**THE TASK**. I need each line of the entries below that includes the string "seyn".

**RECORD EXCERPTS**.

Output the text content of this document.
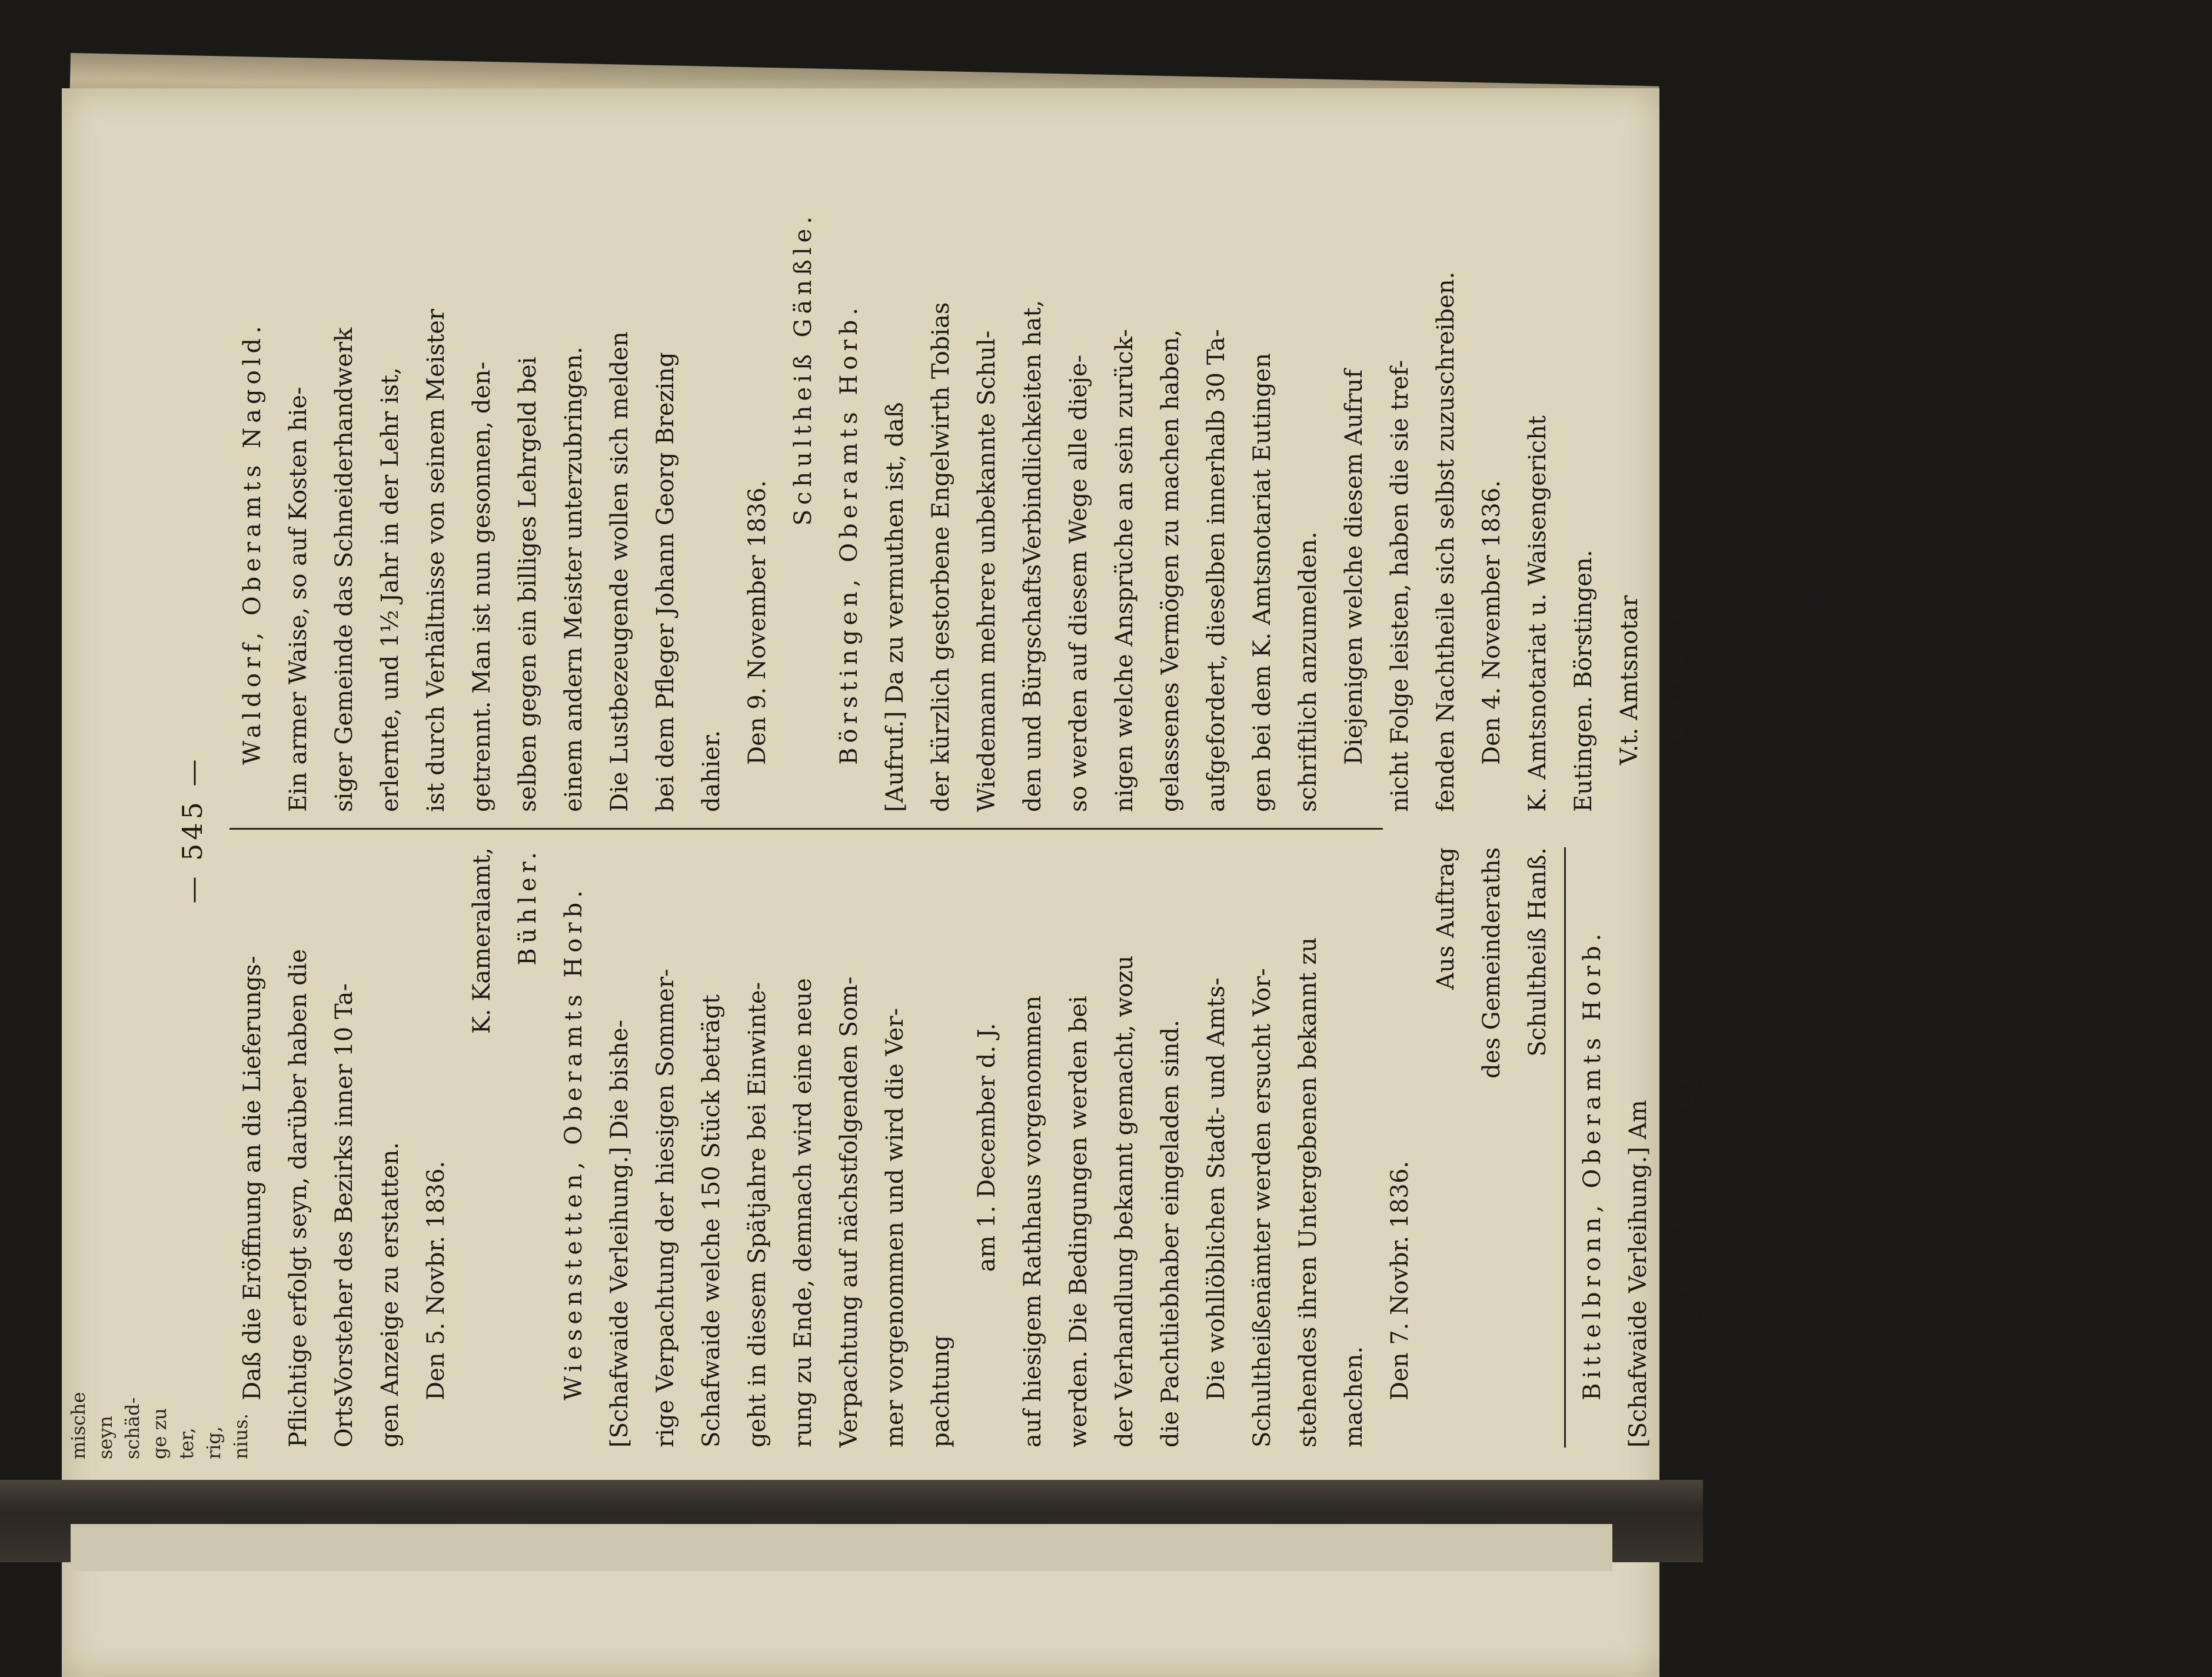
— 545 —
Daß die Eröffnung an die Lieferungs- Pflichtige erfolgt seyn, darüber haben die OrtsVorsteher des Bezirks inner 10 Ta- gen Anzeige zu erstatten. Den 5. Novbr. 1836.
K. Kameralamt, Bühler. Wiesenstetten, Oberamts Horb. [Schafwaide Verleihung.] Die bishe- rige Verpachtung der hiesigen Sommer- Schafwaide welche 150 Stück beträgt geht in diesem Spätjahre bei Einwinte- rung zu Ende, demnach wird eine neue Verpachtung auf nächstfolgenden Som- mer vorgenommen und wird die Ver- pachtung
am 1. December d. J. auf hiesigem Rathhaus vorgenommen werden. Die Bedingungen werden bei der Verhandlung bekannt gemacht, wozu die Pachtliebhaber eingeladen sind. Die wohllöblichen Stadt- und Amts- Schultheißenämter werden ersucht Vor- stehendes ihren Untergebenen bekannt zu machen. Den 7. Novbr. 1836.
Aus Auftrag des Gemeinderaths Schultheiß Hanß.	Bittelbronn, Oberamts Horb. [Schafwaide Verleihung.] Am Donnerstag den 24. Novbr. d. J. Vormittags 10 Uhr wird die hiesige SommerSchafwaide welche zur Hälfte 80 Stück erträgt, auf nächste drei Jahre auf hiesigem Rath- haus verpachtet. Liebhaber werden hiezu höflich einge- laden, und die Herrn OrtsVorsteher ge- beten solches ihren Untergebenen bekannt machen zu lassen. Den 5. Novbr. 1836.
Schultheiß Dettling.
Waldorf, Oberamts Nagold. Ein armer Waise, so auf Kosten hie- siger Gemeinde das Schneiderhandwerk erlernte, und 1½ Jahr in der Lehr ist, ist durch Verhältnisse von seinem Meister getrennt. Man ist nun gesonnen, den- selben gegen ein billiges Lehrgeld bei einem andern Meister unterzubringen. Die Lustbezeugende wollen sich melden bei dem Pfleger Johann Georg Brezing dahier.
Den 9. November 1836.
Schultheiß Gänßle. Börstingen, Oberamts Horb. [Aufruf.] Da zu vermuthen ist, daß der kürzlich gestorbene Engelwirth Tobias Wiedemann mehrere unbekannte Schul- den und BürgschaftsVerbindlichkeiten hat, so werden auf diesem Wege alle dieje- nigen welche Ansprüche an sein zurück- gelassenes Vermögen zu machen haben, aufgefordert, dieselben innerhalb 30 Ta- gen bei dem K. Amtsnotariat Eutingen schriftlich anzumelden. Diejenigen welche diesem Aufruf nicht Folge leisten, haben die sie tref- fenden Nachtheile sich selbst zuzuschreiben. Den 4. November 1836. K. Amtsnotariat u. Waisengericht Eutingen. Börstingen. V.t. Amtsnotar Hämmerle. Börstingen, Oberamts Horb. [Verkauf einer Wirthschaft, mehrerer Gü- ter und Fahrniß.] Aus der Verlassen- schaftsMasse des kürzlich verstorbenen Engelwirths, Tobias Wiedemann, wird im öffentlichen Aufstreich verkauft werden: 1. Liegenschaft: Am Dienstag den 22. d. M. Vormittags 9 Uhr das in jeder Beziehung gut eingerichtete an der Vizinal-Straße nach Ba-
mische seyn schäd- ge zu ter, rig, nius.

**WRITTEN REPLY**.
Daß die Eröffnung an die Lieferungs- Pflichtige erfolgt seyn, darüber haben die OrtsVorsteher des Bezirks inner 10 Ta- gen Anzeige zu erstatten. Den 5. Novbr. 1836.
mische seyn schäd- ge zu ter, rig, nius.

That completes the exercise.